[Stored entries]
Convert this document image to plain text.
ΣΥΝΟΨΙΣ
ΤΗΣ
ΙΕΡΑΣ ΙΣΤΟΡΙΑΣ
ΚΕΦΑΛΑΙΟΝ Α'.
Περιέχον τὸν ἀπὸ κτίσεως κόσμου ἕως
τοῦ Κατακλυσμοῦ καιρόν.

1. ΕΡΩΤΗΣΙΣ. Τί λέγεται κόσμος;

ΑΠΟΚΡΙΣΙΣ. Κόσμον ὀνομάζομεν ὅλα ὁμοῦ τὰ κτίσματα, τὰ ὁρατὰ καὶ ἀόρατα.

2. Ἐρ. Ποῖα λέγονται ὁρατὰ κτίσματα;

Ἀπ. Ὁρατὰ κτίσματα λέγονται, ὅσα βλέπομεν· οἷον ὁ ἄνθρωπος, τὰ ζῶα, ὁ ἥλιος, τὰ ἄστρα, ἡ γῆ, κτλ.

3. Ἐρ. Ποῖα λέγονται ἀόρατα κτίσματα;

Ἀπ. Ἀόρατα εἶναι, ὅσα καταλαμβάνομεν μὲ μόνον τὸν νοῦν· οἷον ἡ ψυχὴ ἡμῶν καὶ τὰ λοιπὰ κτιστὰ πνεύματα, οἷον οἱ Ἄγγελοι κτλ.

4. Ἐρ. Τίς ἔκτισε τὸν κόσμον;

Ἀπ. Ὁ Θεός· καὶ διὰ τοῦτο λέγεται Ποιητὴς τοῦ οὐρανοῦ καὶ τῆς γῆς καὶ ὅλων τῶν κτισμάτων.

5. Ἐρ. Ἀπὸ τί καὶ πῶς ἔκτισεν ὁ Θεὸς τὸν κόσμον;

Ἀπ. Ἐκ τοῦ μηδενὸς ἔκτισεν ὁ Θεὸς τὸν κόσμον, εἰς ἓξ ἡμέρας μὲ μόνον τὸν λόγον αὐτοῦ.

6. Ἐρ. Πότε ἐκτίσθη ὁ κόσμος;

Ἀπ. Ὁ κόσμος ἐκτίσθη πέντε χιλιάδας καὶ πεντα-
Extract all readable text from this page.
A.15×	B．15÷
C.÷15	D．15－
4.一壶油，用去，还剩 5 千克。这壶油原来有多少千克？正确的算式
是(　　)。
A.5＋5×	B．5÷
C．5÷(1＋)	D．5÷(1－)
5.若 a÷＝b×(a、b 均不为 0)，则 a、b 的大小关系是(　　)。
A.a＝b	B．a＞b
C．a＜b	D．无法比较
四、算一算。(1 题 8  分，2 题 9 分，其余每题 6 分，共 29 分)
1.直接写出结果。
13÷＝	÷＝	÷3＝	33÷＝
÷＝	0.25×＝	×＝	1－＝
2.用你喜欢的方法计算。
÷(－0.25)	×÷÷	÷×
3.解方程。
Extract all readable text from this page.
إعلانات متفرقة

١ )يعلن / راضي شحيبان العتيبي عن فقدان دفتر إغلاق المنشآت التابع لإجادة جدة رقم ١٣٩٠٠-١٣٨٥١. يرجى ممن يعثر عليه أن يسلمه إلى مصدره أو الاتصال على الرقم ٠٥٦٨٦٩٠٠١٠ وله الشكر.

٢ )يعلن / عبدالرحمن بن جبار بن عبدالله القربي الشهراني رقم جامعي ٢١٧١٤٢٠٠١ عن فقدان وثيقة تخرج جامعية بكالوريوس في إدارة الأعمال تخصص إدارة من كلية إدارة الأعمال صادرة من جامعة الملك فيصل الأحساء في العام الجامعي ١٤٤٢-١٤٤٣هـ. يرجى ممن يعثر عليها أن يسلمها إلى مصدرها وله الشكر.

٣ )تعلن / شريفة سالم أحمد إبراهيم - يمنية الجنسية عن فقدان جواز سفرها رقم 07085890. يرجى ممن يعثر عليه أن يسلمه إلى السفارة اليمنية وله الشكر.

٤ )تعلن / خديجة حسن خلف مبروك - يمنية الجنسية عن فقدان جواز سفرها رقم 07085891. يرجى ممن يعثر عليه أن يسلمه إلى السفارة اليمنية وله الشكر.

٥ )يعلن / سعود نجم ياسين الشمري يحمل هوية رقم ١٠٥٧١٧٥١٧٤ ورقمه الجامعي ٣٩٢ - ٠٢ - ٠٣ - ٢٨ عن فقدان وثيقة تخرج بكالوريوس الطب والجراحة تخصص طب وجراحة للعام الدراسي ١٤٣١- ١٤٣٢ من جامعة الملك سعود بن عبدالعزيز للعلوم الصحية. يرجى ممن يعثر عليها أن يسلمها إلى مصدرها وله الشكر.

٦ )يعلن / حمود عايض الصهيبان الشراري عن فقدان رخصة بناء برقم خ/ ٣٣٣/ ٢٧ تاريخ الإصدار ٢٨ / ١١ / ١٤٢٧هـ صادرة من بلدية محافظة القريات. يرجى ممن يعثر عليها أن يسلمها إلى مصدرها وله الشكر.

* _Instructions to follow_: Repeat the material above exactly.

* _Task answer_:
Convert this document image to plain text.
ΣΥΝΟΨΙΣ
ΤΗΣ
ΙΕΡΑΣ ΙΣΤΟΡΙΑΣ
ΚΕΦΑΛΑΙΟΝ Α'.
Περιέχον τὸν ἀπὸ κτίσεως κόσμου ἕως
τοῦ Κατακλυσμοῦ καιρόν.

1. ΕΡΩΤΗΣΙΣ. Τί λέγεται κόσμος;

ΑΠΟΚΡΙΣΙΣ. Κόσμον ὀνομάζομεν ὅλα ὁμοῦ τὰ κτίσματα, τὰ ὁρατὰ καὶ ἀόρατα.

2. Ἐρ. Ποῖα λέγονται ὁρατὰ κτίσματα;

Ἀπ. Ὁρατὰ κτίσματα λέγονται, ὅσα βλέπομεν· οἷον ὁ ἄνθρωπος, τὰ ζῶα, ὁ ἥλιος, τὰ ἄστρα, ἡ γῆ, κτλ.

3. Ἐρ. Ποῖα λέγονται ἀόρατα κτίσματα;

Ἀπ. Ἀόρατα εἶναι, ὅσα καταλαμβάνομεν μὲ μόνον τὸν νοῦν· οἷον ἡ ψυχὴ ἡμῶν καὶ τὰ λοιπὰ κτιστὰ πνεύματα, οἷον οἱ Ἄγγελοι κτλ.

4. Ἐρ. Τίς ἔκτισε τὸν κόσμον;

Ἀπ. Ὁ Θεός· καὶ διὰ τοῦτο λέγεται Ποιητὴς τοῦ οὐρανοῦ καὶ τῆς γῆς καὶ ὅλων τῶν κτισμάτων.

5. Ἐρ. Ἀπὸ τί καὶ πῶς ἔκτισεν ὁ Θεὸς τὸν κόσμον;

Ἀπ. Ἐκ τοῦ μηδενὸς ἔκτισεν ὁ Θεὸς τὸν κόσμον, εἰς ἓξ ἡμέρας μὲ μόνον τὸν λόγον αὐτοῦ.

6. Ἐρ. Πότε ἐκτίσθη ὁ κόσμος;

Ἀπ. Ὁ κόσμος ἐκτίσθη πέντε χιλιάδας καὶ πεντα-
Extract all readable text from this page.
A.15×	B．15÷
C.÷15	D．15－
4.一壶油，用去，还剩 5 千克。这壶油原来有多少千克？正确的算式
是(　　)。
A.5＋5×	B．5÷
C．5÷(1＋)	D．5÷(1－)
5.若 a÷＝b×(a、b 均不为 0)，则 a、b 的大小关系是(　　)。
A.a＝b	B．a＞b
C．a＜b	D．无法比较
四、算一算。(1 题 8  分，2 题 9 分，其余每题 6 分，共 29 分)
1.直接写出结果。
13÷＝	÷＝	÷3＝	33÷＝
÷＝	0.25×＝	×＝	1－＝
2.用你喜欢的方法计算。
÷(－0.25)	×÷÷	÷×
3.解方程。
Extract all readable text from this page.
إعلانات متفرقة

١ )يعلن / راضي شحيبان العتيبي عن فقدان دفتر إغلاق المنشآت التابع لإجادة جدة رقم ١٣٩٠٠-١٣٨٥١. يرجى ممن يعثر عليه أن يسلمه إلى مصدره أو الاتصال على الرقم ٠٥٦٨٦٩٠٠١٠ وله الشكر.

٢ )يعلن / عبدالرحمن بن جبار بن عبدالله القربي الشهراني رقم جامعي ٢١٧١٤٢٠٠١ عن فقدان وثيقة تخرج جامعية بكالوريوس في إدارة الأعمال تخصص إدارة من كلية إدارة الأعمال صادرة من جامعة الملك فيصل الأحساء في العام الجامعي ١٤٤٢-١٤٤٣هـ. يرجى ممن يعثر عليها أن يسلمها إلى مصدرها وله الشكر.

٣ )تعلن / شريفة سالم أحمد إبراهيم - يمنية الجنسية عن فقدان جواز سفرها رقم 07085890. يرجى ممن يعثر عليه أن يسلمه إلى السفارة اليمنية وله الشكر.

٤ )تعلن / خديجة حسن خلف مبروك - يمنية الجنسية عن فقدان جواز سفرها رقم 07085891. يرجى ممن يعثر عليه أن يسلمه إلى السفارة اليمنية وله الشكر.

٥ )يعلن / سعود نجم ياسين الشمري يحمل هوية رقم ١٠٥٧١٧٥١٧٤ ورقمه الجامعي ٣٩٢ - ٠٢ - ٠٣ - ٢٨ عن فقدان وثيقة تخرج بكالوريوس الطب والجراحة تخصص طب وجراحة للعام الدراسي ١٤٣١- ١٤٣٢ من جامعة الملك سعود بن عبدالعزيز للعلوم الصحية. يرجى ممن يعثر عليها أن يسلمها إلى مصدرها وله الشكر.

٦ )يعلن / حمود عايض الصهيبان الشراري عن فقدان رخصة بناء برقم خ/ ٣٣٣/ ٢٧ تاريخ الإصدار ٢٨ / ١١ / ١٤٢٧هـ صادرة من بلدية محافظة القريات. يرجى ممن يعثر عليها أن يسلمها إلى مصدرها وله الشكر.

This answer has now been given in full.